**What is needed:**
Pick out the lines in the listing below that contain the word "frame" and copy them.

**Entries supplied:**
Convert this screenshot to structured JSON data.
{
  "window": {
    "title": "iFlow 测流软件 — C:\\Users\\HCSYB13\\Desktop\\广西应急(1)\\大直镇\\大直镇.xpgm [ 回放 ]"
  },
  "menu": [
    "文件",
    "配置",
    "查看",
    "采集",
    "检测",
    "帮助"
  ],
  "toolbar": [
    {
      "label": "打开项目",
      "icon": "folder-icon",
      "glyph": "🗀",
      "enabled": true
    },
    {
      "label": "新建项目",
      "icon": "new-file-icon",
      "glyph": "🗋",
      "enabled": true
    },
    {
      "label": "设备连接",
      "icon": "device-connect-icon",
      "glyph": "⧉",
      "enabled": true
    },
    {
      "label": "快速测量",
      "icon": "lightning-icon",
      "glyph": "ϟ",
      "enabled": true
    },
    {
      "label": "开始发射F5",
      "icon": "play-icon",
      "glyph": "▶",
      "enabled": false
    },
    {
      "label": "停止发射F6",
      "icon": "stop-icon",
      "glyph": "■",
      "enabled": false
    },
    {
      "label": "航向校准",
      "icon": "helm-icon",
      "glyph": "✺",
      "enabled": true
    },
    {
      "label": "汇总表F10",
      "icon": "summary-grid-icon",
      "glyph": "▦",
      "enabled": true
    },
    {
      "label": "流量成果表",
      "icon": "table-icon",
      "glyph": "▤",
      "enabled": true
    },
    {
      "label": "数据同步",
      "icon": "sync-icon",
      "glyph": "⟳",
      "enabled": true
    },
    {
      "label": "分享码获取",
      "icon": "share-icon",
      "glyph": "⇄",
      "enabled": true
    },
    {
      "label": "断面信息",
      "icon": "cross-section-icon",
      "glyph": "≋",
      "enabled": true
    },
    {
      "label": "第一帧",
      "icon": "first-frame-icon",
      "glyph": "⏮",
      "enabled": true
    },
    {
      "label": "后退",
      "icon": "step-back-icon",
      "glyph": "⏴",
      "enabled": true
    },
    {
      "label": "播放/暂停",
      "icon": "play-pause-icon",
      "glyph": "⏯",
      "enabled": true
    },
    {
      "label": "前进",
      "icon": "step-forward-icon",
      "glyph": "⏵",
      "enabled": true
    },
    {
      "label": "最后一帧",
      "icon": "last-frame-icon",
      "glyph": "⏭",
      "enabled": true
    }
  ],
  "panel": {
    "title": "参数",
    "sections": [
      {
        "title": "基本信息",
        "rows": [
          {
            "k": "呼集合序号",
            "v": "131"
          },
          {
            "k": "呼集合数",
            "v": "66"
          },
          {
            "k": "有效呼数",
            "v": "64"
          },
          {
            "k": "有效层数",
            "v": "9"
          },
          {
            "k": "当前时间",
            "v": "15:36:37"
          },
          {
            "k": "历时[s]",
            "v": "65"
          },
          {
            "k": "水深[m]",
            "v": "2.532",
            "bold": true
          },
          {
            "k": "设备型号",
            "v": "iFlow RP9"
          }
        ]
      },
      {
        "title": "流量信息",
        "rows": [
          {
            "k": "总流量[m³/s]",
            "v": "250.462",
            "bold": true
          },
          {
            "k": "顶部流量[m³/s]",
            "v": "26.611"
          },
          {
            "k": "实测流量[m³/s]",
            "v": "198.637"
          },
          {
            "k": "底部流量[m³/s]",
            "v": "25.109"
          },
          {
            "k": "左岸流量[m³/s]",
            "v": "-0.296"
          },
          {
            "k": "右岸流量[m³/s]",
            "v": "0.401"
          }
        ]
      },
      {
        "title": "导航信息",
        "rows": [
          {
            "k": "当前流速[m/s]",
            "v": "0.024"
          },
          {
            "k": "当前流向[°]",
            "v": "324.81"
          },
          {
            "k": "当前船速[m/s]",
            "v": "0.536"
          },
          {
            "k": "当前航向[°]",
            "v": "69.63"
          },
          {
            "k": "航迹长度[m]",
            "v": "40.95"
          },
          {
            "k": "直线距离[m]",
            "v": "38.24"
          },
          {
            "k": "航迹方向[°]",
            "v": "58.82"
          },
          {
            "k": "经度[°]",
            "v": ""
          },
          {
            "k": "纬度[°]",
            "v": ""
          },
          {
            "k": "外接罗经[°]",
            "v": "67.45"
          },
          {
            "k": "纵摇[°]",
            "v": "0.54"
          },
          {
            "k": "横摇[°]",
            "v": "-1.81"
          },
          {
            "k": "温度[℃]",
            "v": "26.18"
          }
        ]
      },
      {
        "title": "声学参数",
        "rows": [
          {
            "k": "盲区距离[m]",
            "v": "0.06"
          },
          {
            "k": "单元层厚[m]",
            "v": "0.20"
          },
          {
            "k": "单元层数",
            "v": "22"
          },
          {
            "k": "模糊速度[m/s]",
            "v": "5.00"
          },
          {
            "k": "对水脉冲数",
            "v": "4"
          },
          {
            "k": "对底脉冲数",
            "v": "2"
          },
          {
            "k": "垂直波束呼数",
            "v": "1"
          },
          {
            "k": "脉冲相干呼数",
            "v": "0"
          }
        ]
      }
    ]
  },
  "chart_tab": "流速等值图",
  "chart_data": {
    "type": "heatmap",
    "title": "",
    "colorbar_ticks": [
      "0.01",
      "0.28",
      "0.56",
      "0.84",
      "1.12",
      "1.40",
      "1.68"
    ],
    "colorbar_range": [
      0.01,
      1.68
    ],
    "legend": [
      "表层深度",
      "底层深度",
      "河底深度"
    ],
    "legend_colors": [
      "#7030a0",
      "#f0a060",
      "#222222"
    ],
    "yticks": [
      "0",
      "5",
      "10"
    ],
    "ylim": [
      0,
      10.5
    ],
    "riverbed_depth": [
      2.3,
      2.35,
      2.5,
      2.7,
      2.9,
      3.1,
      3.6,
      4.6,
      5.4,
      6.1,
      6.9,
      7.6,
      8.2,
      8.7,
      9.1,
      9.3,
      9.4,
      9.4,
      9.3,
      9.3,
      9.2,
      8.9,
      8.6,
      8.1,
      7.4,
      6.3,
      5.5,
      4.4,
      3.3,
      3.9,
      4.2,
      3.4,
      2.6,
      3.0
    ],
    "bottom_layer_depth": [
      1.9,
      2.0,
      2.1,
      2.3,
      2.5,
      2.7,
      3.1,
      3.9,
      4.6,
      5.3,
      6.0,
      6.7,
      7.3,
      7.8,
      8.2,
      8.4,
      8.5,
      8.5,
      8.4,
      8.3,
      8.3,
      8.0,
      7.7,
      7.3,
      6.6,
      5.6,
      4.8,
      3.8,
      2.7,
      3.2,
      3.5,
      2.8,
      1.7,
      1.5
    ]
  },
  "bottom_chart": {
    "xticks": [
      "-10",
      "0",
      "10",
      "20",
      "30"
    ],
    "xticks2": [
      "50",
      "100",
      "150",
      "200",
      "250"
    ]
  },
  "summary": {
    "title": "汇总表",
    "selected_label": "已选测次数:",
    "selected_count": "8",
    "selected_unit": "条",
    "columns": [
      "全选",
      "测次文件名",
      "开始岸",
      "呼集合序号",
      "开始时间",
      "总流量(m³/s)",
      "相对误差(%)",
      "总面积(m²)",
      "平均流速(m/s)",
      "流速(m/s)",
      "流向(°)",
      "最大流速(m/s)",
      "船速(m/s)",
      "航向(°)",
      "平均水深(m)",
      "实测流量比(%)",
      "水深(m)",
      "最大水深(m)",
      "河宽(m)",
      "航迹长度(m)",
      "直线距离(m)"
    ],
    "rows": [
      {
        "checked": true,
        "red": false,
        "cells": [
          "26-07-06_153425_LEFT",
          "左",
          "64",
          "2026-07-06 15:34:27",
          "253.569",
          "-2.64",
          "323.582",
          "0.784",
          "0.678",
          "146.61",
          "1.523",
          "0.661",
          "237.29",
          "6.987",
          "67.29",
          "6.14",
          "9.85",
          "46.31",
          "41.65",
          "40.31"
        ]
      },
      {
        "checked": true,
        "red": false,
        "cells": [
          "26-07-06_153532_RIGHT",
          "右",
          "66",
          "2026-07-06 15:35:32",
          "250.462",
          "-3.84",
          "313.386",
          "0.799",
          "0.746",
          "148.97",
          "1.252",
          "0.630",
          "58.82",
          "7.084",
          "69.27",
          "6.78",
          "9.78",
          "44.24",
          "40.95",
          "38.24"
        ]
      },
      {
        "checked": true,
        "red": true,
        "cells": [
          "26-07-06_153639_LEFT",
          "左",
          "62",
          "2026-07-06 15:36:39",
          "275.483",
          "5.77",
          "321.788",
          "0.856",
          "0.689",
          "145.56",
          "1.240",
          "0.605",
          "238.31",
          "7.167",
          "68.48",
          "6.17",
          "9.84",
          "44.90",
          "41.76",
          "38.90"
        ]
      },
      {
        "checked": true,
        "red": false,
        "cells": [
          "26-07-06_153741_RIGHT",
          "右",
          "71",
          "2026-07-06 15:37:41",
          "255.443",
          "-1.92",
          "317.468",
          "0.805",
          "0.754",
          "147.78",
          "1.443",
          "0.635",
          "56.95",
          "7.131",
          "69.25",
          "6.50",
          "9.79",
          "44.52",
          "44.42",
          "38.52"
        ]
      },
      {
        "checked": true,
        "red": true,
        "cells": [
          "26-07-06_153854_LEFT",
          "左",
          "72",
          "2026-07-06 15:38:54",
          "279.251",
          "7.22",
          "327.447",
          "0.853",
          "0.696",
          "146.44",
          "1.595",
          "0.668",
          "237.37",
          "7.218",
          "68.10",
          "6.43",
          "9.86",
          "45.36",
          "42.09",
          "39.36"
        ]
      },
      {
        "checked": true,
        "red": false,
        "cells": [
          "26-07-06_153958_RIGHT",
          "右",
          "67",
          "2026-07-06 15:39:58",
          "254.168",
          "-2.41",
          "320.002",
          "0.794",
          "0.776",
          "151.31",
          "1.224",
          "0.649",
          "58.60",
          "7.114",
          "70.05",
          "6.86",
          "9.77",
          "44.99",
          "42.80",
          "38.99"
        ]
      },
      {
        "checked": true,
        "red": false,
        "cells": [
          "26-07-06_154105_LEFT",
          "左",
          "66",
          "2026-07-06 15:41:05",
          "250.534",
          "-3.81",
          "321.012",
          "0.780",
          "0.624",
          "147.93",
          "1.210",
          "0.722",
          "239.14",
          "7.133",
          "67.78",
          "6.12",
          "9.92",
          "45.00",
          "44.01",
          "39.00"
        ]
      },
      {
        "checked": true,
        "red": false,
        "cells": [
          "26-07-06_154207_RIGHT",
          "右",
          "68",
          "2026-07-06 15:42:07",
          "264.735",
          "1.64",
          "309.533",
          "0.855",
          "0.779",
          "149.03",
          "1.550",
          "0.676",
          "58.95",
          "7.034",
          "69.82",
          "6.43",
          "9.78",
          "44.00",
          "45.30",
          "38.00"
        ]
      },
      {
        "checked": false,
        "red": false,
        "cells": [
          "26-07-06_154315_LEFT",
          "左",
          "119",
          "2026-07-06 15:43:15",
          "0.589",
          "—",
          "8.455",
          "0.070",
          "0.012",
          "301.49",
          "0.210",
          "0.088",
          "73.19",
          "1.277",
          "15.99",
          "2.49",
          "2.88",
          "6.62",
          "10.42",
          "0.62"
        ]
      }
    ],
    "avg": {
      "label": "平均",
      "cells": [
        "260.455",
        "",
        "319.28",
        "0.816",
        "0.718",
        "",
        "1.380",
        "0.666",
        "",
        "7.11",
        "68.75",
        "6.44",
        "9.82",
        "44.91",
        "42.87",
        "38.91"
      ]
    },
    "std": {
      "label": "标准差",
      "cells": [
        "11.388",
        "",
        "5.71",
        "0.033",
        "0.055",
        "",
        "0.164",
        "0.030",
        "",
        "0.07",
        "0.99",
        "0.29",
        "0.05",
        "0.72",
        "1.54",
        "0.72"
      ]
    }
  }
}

**Output of the exercise:**
      "icon": "first-frame-icon",
      "icon": "last-frame-icon",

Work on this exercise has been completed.